══ DATA SHOWN ══
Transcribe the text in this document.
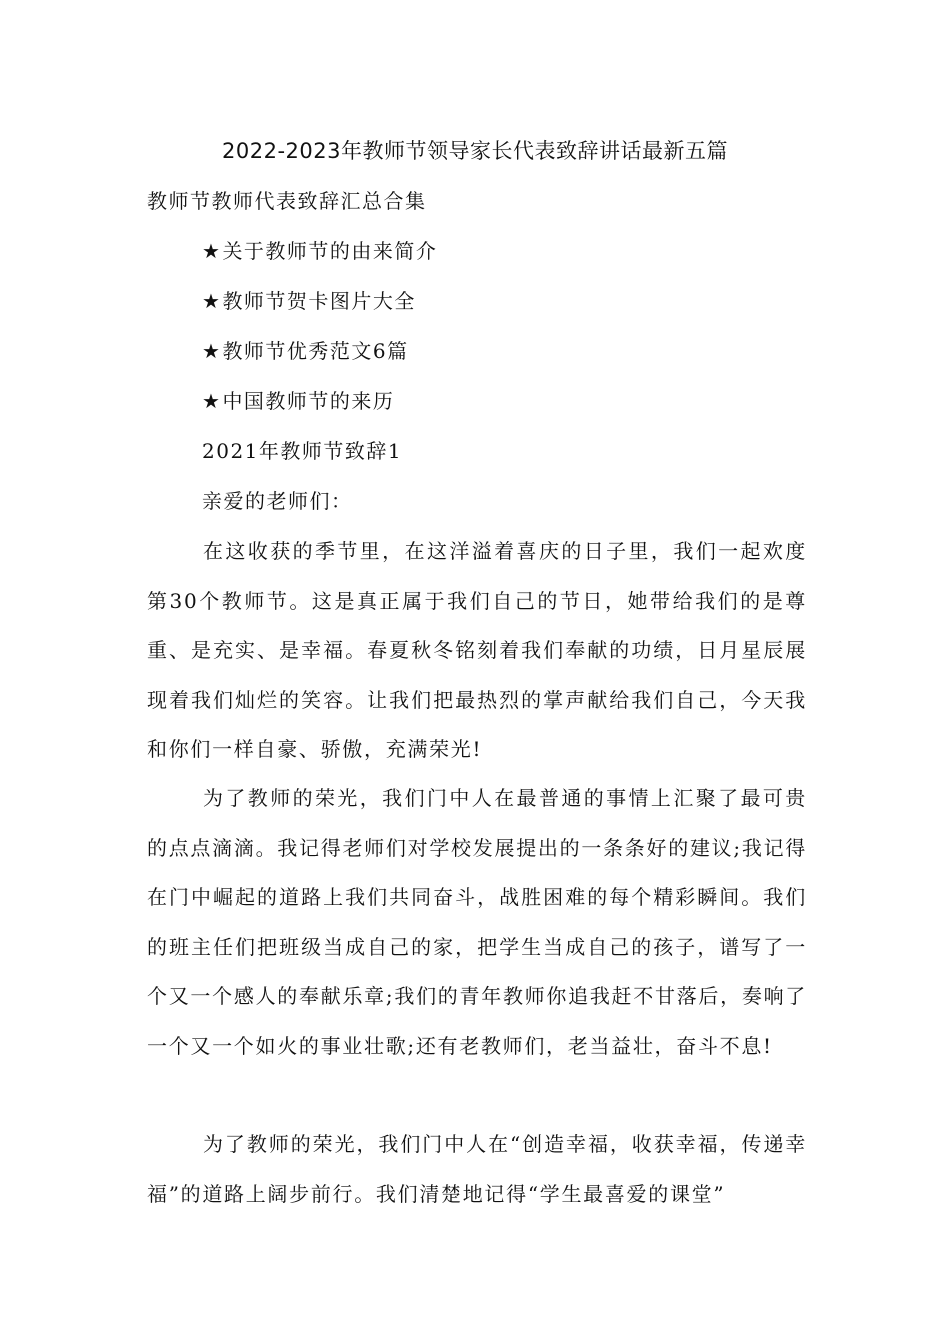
2022-2023年教师节领导家长代表致辞讲话最新五篇
教师节教师代表致辞汇总合集
★关于教师节的由来简介
★教师节贺卡图片大全
★教师节优秀范文6篇
★中国教师节的来历
2021年教师节致辞1
亲爱的老师们：
在这收获的季节里，在这洋溢着喜庆的日子里，我们一起欢度第30个教师节。这是真正属于我们自己的节日，她带给我们的是尊重、是充实、是幸福。春夏秋冬铭刻着我们奉献的功绩，日月星辰展现着我们灿烂的笑容。让我们把最热烈的掌声献给我们自己，今天我和你们一样自豪、骄傲，充满荣光!
为了教师的荣光，我们门中人在最普通的事情上汇聚了最可贵的点点滴滴。我记得老师们对学校发展提出的一条条好的建议;我记得在门中崛起的道路上我们共同奋斗，战胜困难的每个精彩瞬间。我们的班主任们把班级当成自己的家，把学生当成自己的孩子，谱写了一个又一个感人的奉献乐章;我们的青年教师你追我赶不甘落后，奏响了一个又一个如火的事业壮歌;还有老教师们，老当益壮，奋斗不息!
为了教师的荣光，我们门中人在“创造幸福，收获幸福，传递幸福”的道路上阔步前行。我们清楚地记得“学生最喜爱的课堂”
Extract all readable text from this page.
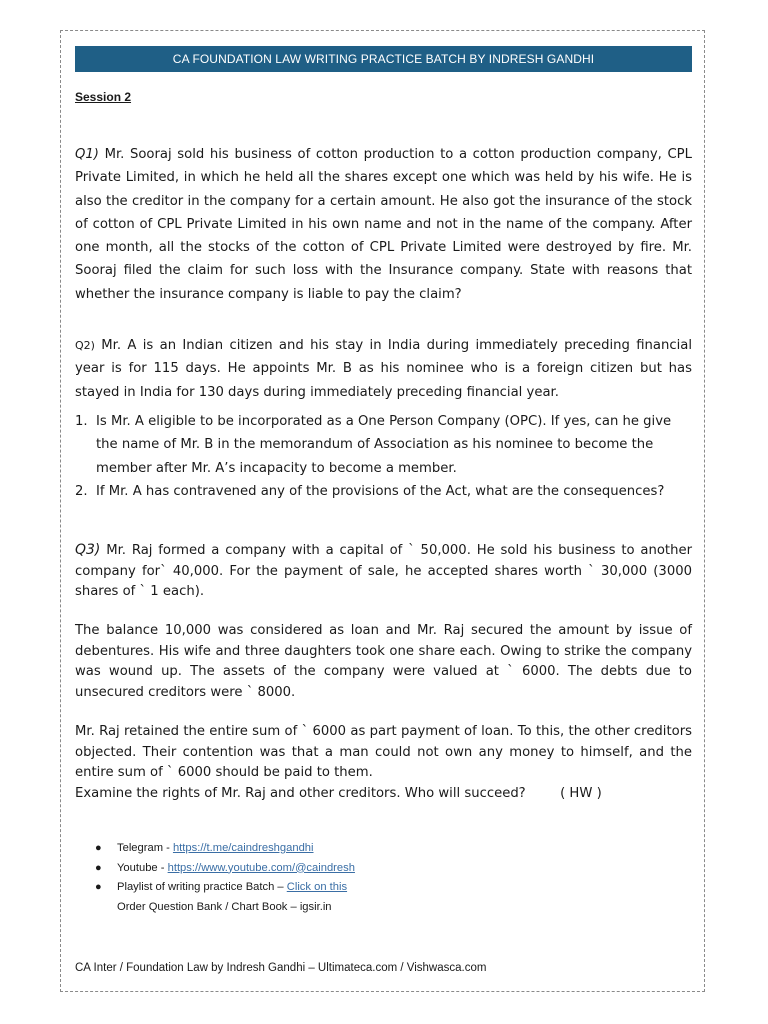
CA FOUNDATION LAW WRITING PRACTICE BATCH BY INDRESH GANDHI
Session 2

Q1) Mr. Sooraj sold his business of cotton production to a cotton production company, CPL Private Limited, in which he held all the shares except one which was held by his wife. He is also the creditor in the company for a certain amount. He also got the insurance of the stock of cotton of CPL Private Limited in his own name and not in the name of the company. After one month, all the stocks of the cotton of CPL Private Limited were destroyed by fire. Mr. Sooraj filed the claim for such loss with the Insurance company. State with reasons that whether the insurance company is liable to pay the claim?

Q2) Mr. A is an Indian citizen and his stay in India during immediately preceding financial year is for 115 days. He appoints Mr. B as his nominee who is a foreign citizen but has stayed in India for 130 days during immediately preceding financial year.

1. Is Mr. A eligible to be incorporated as a One Person Company (OPC). If yes, can he give the name of Mr. B in the memorandum of Association as his nominee to become the member after Mr. A’s incapacity to become a member.
2. If Mr. A has contravened any of the provisions of the Act, what are the consequences?

Q3) Mr. Raj formed a company with a capital of ` 50,000. He sold his business to another company for` 40,000. For the payment of sale, he accepted shares worth ` 30,000 (3000 shares of ` 1 each).

The balance 10,000 was considered as loan and Mr. Raj secured the amount by issue of debentures. His wife and three daughters took one share each. Owing to strike the company was wound up. The assets of the company were valued at ` 6000. The debts due to unsecured creditors were ` 8000.

Mr. Raj retained the entire sum of ` 6000 as part payment of loan. To this, the other creditors objected. Their contention was that a man could not own any money to himself, and the entire sum of ` 6000 should be paid to them.
Examine the rights of Mr. Raj and other creditors. Who will succeed?	( HW )

● Telegram - https://t.me/caindreshgandhi
● Youtube - https://www.youtube.com/@caindresh
● Playlist of writing practice Batch – Click on this
Order Question Bank / Chart Book – igsir.in
CA Inter / Foundation Law by Indresh Gandhi – Ultimateca.com / Vishwasca.com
═══
Transcribe the preceding listing in its entirety and with exact wording, leaving out pictures.

» COMPLETED EXERCISE:
Transcribe the text in this document.
2022-2023年教师节领导家长代表致辞讲话最新五篇
教师节教师代表致辞汇总合集
★关于教师节的由来简介
★教师节贺卡图片大全
★教师节优秀范文6篇
★中国教师节的来历
2021年教师节致辞1
亲爱的老师们：
在这收获的季节里，在这洋溢着喜庆的日子里，我们一起欢度第30个教师节。这是真正属于我们自己的节日，她带给我们的是尊重、是充实、是幸福。春夏秋冬铭刻着我们奉献的功绩，日月星辰展现着我们灿烂的笑容。让我们把最热烈的掌声献给我们自己，今天我和你们一样自豪、骄傲，充满荣光!
为了教师的荣光，我们门中人在最普通的事情上汇聚了最可贵的点点滴滴。我记得老师们对学校发展提出的一条条好的建议;我记得在门中崛起的道路上我们共同奋斗，战胜困难的每个精彩瞬间。我们的班主任们把班级当成自己的家，把学生当成自己的孩子，谱写了一个又一个感人的奉献乐章;我们的青年教师你追我赶不甘落后，奏响了一个又一个如火的事业壮歌;还有老教师们，老当益壮，奋斗不息!
为了教师的荣光，我们门中人在“创造幸福，收获幸福，传递幸福”的道路上阔步前行。我们清楚地记得“学生最喜爱的课堂”
Extract all readable text from this page.
CA FOUNDATION LAW WRITING PRACTICE BATCH BY INDRESH GANDHI
Session 2

Q1) Mr. Sooraj sold his business of cotton production to a cotton production company, CPL Private Limited, in which he held all the shares except one which was held by his wife. He is also the creditor in the company for a certain amount. He also got the insurance of the stock of cotton of CPL Private Limited in his own name and not in the name of the company. After one month, all the stocks of the cotton of CPL Private Limited were destroyed by fire. Mr. Sooraj filed the claim for such loss with the Insurance company. State with reasons that whether the insurance company is liable to pay the claim?

Q2) Mr. A is an Indian citizen and his stay in India during immediately preceding financial year is for 115 days. He appoints Mr. B as his nominee who is a foreign citizen but has stayed in India for 130 days during immediately preceding financial year.

1. Is Mr. A eligible to be incorporated as a One Person Company (OPC). If yes, can he give the name of Mr. B in the memorandum of Association as his nominee to become the member after Mr. A’s incapacity to become a member.
2. If Mr. A has contravened any of the provisions of the Act, what are the consequences?

Q3) Mr. Raj formed a company with a capital of ` 50,000. He sold his business to another company for` 40,000. For the payment of sale, he accepted shares worth ` 30,000 (3000 shares of ` 1 each).

The balance 10,000 was considered as loan and Mr. Raj secured the amount by issue of debentures. His wife and three daughters took one share each. Owing to strike the company was wound up. The assets of the company were valued at ` 6000. The debts due to unsecured creditors were ` 8000.

Mr. Raj retained the entire sum of ` 6000 as part payment of loan. To this, the other creditors objected. Their contention was that a man could not own any money to himself, and the entire sum of ` 6000 should be paid to them.
Examine the rights of Mr. Raj and other creditors. Who will succeed?	( HW )

● Telegram - https://t.me/caindreshgandhi
● Youtube - https://www.youtube.com/@caindresh
● Playlist of writing practice Batch – Click on this
Order Question Bank / Chart Book – igsir.in
CA Inter / Foundation Law by Indresh Gandhi – Ultimateca.com / Vishwasca.com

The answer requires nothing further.